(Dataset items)

· · · · ·

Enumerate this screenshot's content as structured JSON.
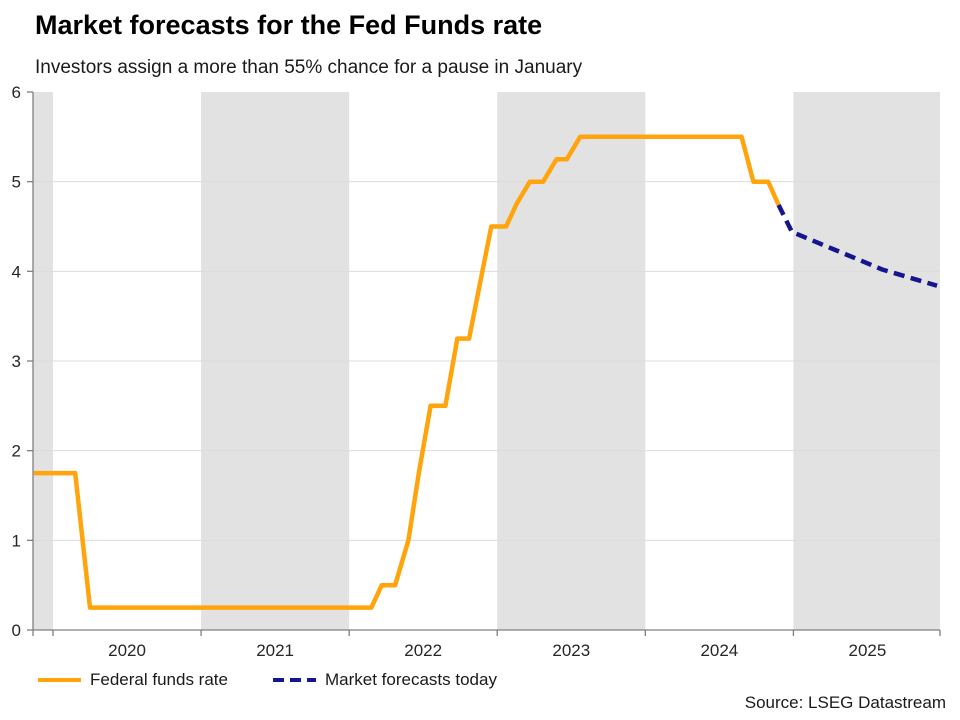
{
  "header": {
    "title": "Market forecasts for the Fed Funds rate",
    "subtitle": "Investors assign a more than 55% chance for a pause in January"
  },
  "source": "Source: LSEG Datastream",
  "legend": [
    {
      "label": "Federal funds rate",
      "color": "#FFA40D",
      "style": "solid"
    },
    {
      "label": "Market forecasts today",
      "color": "#15158F",
      "style": "dashed"
    }
  ],
  "chart_data": {
    "type": "line",
    "title": "Market forecasts for the Fed Funds rate",
    "subtitle": "Investors assign a more than 55% chance for a pause in January",
    "xlabel": "",
    "ylabel": "",
    "xlim": [
      2019.865,
      2025.99
    ],
    "ylim": [
      0,
      6
    ],
    "yticks": [
      0,
      1,
      2,
      3,
      4,
      5,
      6
    ],
    "xtick_years": [
      2020,
      2021,
      2022,
      2023,
      2024,
      2025
    ],
    "shaded_bands": [
      [
        2019.865,
        2020
      ],
      [
        2021,
        2022
      ],
      [
        2023,
        2024
      ],
      [
        2025,
        2025.99
      ]
    ],
    "grid": "horizontal",
    "legend_position": "bottom-left",
    "colors": {
      "band": "#e2e2e2",
      "gridline": "#dcdcdc",
      "axis": "#7f7f7f",
      "tick_label": "#262626"
    },
    "series": [
      {
        "name": "Federal funds rate",
        "color": "#FFA40D",
        "style": "solid",
        "points": [
          [
            2019.87,
            1.75
          ],
          [
            2020.15,
            1.75
          ],
          [
            2020.25,
            0.25
          ],
          [
            2022.15,
            0.25
          ],
          [
            2022.22,
            0.5
          ],
          [
            2022.31,
            0.5
          ],
          [
            2022.4,
            1.0
          ],
          [
            2022.47,
            1.75
          ],
          [
            2022.55,
            2.5
          ],
          [
            2022.65,
            2.5
          ],
          [
            2022.73,
            3.25
          ],
          [
            2022.81,
            3.25
          ],
          [
            2022.9,
            4.0
          ],
          [
            2022.96,
            4.5
          ],
          [
            2023.06,
            4.5
          ],
          [
            2023.13,
            4.75
          ],
          [
            2023.22,
            5.0
          ],
          [
            2023.31,
            5.0
          ],
          [
            2023.4,
            5.25
          ],
          [
            2023.47,
            5.25
          ],
          [
            2023.56,
            5.5
          ],
          [
            2024.65,
            5.5
          ],
          [
            2024.73,
            5.0
          ],
          [
            2024.83,
            5.0
          ],
          [
            2024.9,
            4.74
          ]
        ]
      },
      {
        "name": "Market forecasts today",
        "color": "#15158F",
        "style": "dashed",
        "points": [
          [
            2024.9,
            4.74
          ],
          [
            2024.99,
            4.44
          ],
          [
            2025.6,
            4.02
          ],
          [
            2025.97,
            3.84
          ]
        ]
      }
    ]
  }
}
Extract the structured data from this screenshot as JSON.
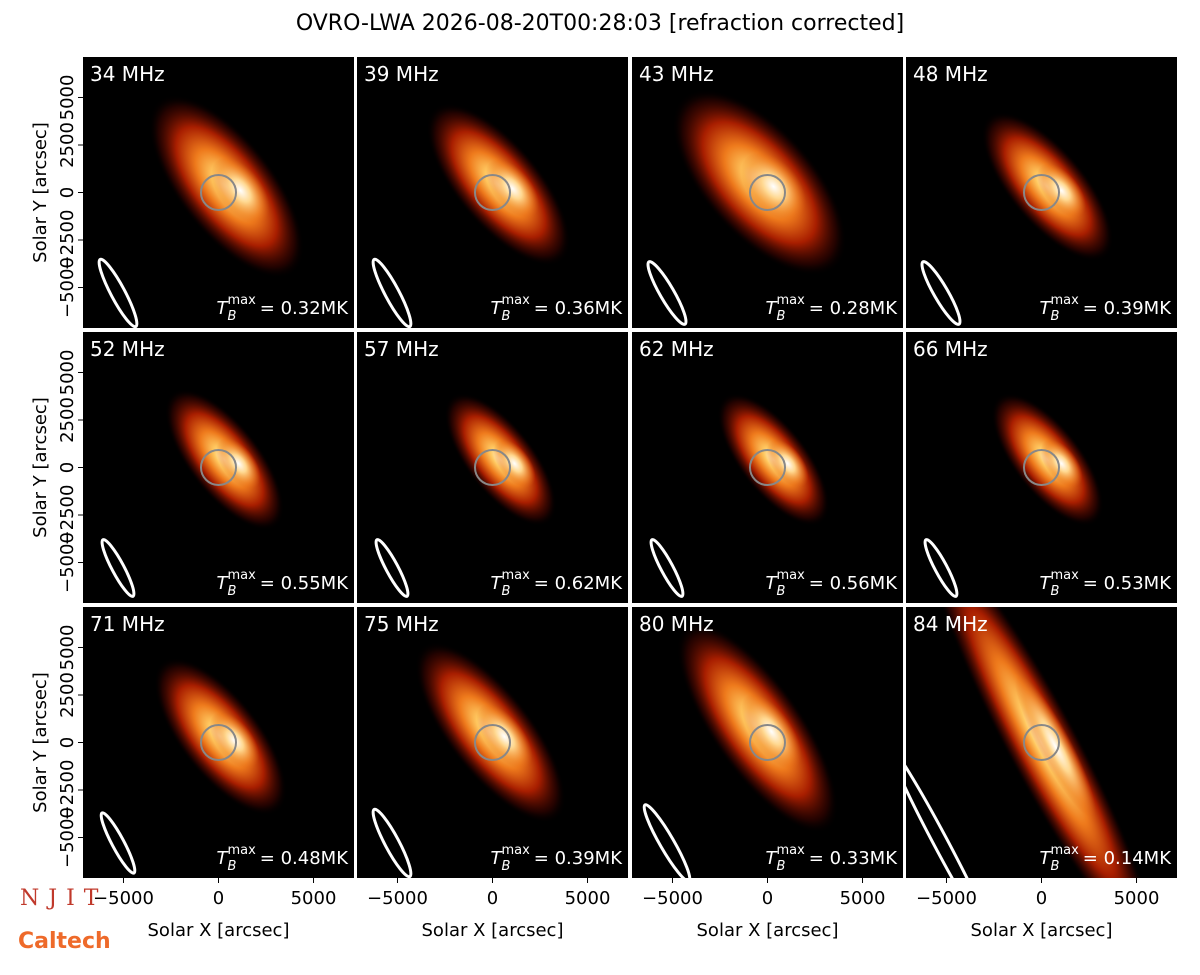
{
  "title": "OVRO-LWA 2026-08-20T00:28:03 [refraction corrected]",
  "logos": [
    "NJIT",
    "Caltech"
  ],
  "chart_data": [
    {
      "type": "image",
      "title": "34 MHz",
      "ylabel": "Solar Y [arcsec]",
      "xlim": [
        -7130,
        7130
      ],
      "ylim": [
        -7130,
        7130
      ],
      "yticks": [
        {
          "value": -5000,
          "label": "−5000"
        },
        {
          "value": -2500,
          "label": "−2500"
        },
        0,
        2500,
        5000
      ],
      "annotation": {
        "symbol": "T",
        "subscript": "B",
        "superscript": "max",
        "text": "= 0.32MK"
      }
    },
    {
      "type": "image",
      "title": "39 MHz",
      "xlim": [
        -7130,
        7130
      ],
      "ylim": [
        -7130,
        7130
      ],
      "annotation": {
        "symbol": "T",
        "subscript": "B",
        "superscript": "max",
        "text": "= 0.36MK"
      }
    },
    {
      "type": "image",
      "title": "43 MHz",
      "xlim": [
        -7130,
        7130
      ],
      "ylim": [
        -7130,
        7130
      ],
      "annotation": {
        "symbol": "T",
        "subscript": "B",
        "superscript": "max",
        "text": "= 0.28MK"
      }
    },
    {
      "type": "image",
      "title": "48 MHz",
      "xlim": [
        -7130,
        7130
      ],
      "ylim": [
        -7130,
        7130
      ],
      "annotation": {
        "symbol": "T",
        "subscript": "B",
        "superscript": "max",
        "text": "= 0.39MK"
      }
    },
    {
      "type": "image",
      "title": "52 MHz",
      "ylabel": "Solar Y [arcsec]",
      "xlim": [
        -7130,
        7130
      ],
      "ylim": [
        -7130,
        7130
      ],
      "yticks": [
        {
          "value": -5000,
          "label": "−5000"
        },
        {
          "value": -2500,
          "label": "−2500"
        },
        0,
        2500,
        5000
      ],
      "annotation": {
        "symbol": "T",
        "subscript": "B",
        "superscript": "max",
        "text": "= 0.55MK"
      }
    },
    {
      "type": "image",
      "title": "57 MHz",
      "xlim": [
        -7130,
        7130
      ],
      "ylim": [
        -7130,
        7130
      ],
      "annotation": {
        "symbol": "T",
        "subscript": "B",
        "superscript": "max",
        "text": "= 0.62MK"
      }
    },
    {
      "type": "image",
      "title": "62 MHz",
      "xlim": [
        -7130,
        7130
      ],
      "ylim": [
        -7130,
        7130
      ],
      "annotation": {
        "symbol": "T",
        "subscript": "B",
        "superscript": "max",
        "text": "= 0.56MK"
      }
    },
    {
      "type": "image",
      "title": "66 MHz",
      "xlim": [
        -7130,
        7130
      ],
      "ylim": [
        -7130,
        7130
      ],
      "annotation": {
        "symbol": "T",
        "subscript": "B",
        "superscript": "max",
        "text": "= 0.53MK"
      }
    },
    {
      "type": "image",
      "title": "71 MHz",
      "ylabel": "Solar Y [arcsec]",
      "xlabel": "Solar X [arcsec]",
      "xlim": [
        -7130,
        7130
      ],
      "ylim": [
        -7130,
        7130
      ],
      "xticks": [
        {
          "value": -5000,
          "label": "−5000"
        },
        0,
        5000
      ],
      "yticks": [
        {
          "value": -5000,
          "label": "−5000"
        },
        {
          "value": -2500,
          "label": "−2500"
        },
        0,
        2500,
        5000
      ],
      "annotation": {
        "symbol": "T",
        "subscript": "B",
        "superscript": "max",
        "text": "= 0.48MK"
      }
    },
    {
      "type": "image",
      "title": "75 MHz",
      "xlabel": "Solar X [arcsec]",
      "xlim": [
        -7130,
        7130
      ],
      "ylim": [
        -7130,
        7130
      ],
      "xticks": [
        {
          "value": -5000,
          "label": "−5000"
        },
        0,
        5000
      ],
      "annotation": {
        "symbol": "T",
        "subscript": "B",
        "superscript": "max",
        "text": "= 0.39MK"
      }
    },
    {
      "type": "image",
      "title": "80 MHz",
      "xlabel": "Solar X [arcsec]",
      "xlim": [
        -7130,
        7130
      ],
      "ylim": [
        -7130,
        7130
      ],
      "xticks": [
        {
          "value": -5000,
          "label": "−5000"
        },
        0,
        5000
      ],
      "annotation": {
        "symbol": "T",
        "subscript": "B",
        "superscript": "max",
        "text": "= 0.33MK"
      }
    },
    {
      "type": "image",
      "title": "84 MHz",
      "xlabel": "Solar X [arcsec]",
      "xlim": [
        -7130,
        7130
      ],
      "ylim": [
        -7130,
        7130
      ],
      "xticks": [
        {
          "value": -5000,
          "label": "−5000"
        },
        0,
        5000
      ],
      "annotation": {
        "symbol": "T",
        "subscript": "B",
        "superscript": "max",
        "text": "= 0.14MK"
      }
    }
  ]
}
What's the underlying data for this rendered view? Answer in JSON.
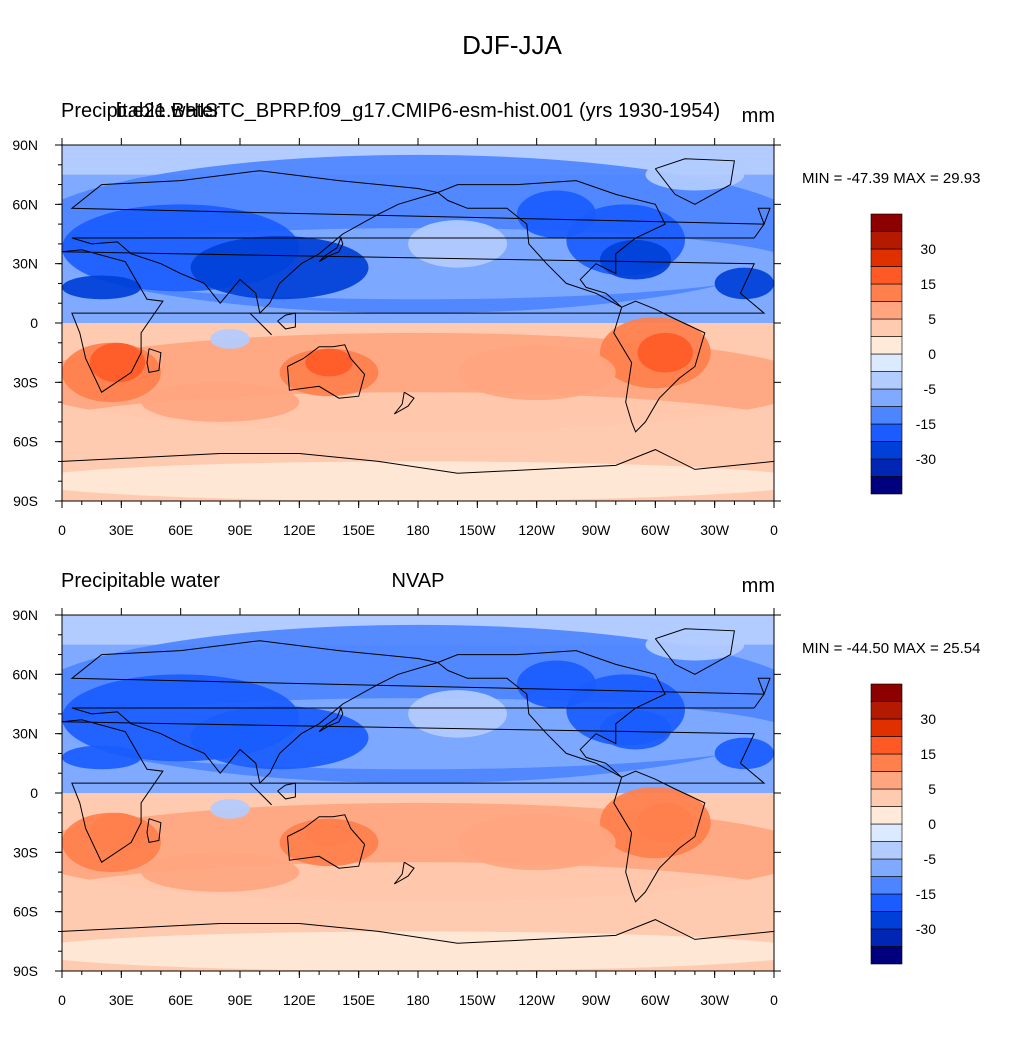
{
  "figure_title": "DJF-JJA",
  "longitude_ticks": [
    "0",
    "30E",
    "60E",
    "90E",
    "120E",
    "150E",
    "180",
    "150W",
    "120W",
    "90W",
    "60W",
    "30W",
    "0"
  ],
  "latitude_ticks": [
    "90N",
    "60N",
    "30N",
    "0",
    "30S",
    "60S",
    "90S"
  ],
  "colorbar": {
    "colors": [
      "#00007f",
      "#0026b3",
      "#0040d9",
      "#1a5cff",
      "#4d85ff",
      "#80aaff",
      "#b3ccff",
      "#dbeaff",
      "#ffe9d9",
      "#ffcbb0",
      "#ffa680",
      "#ff7f4d",
      "#ff5a26",
      "#e03000",
      "#b31a00",
      "#8c0000"
    ],
    "tick_labels": [
      {
        "boundary": 2,
        "label": "-30"
      },
      {
        "boundary": 4,
        "label": "-15"
      },
      {
        "boundary": 6,
        "label": "-5"
      },
      {
        "boundary": 8,
        "label": "0"
      },
      {
        "boundary": 10,
        "label": "5"
      },
      {
        "boundary": 12,
        "label": "15"
      },
      {
        "boundary": 14,
        "label": "30"
      }
    ]
  },
  "panels": [
    {
      "id": "top",
      "left_label": "Precipitable water",
      "center_label": "b.e21.BHISTC_BPRP.f09_g17.CMIP6-esm-hist.001 (yrs 1930-1954)",
      "units": "mm",
      "minmax": "MIN = -47.39 MAX =  29.93"
    },
    {
      "id": "bottom",
      "left_label": "Precipitable water",
      "center_label": "NVAP",
      "units": "mm",
      "minmax": "MIN = -44.50 MAX =  25.54"
    }
  ]
}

· · · · ·

## TASK DESCRIPTION
Where a line of the material above holds the string "style", copy that line.

## ANSWER FOR THIS EXERCISE
      "style": "solid"
      "style": "dashed"
        "style": "solid",
        "style": "dashed",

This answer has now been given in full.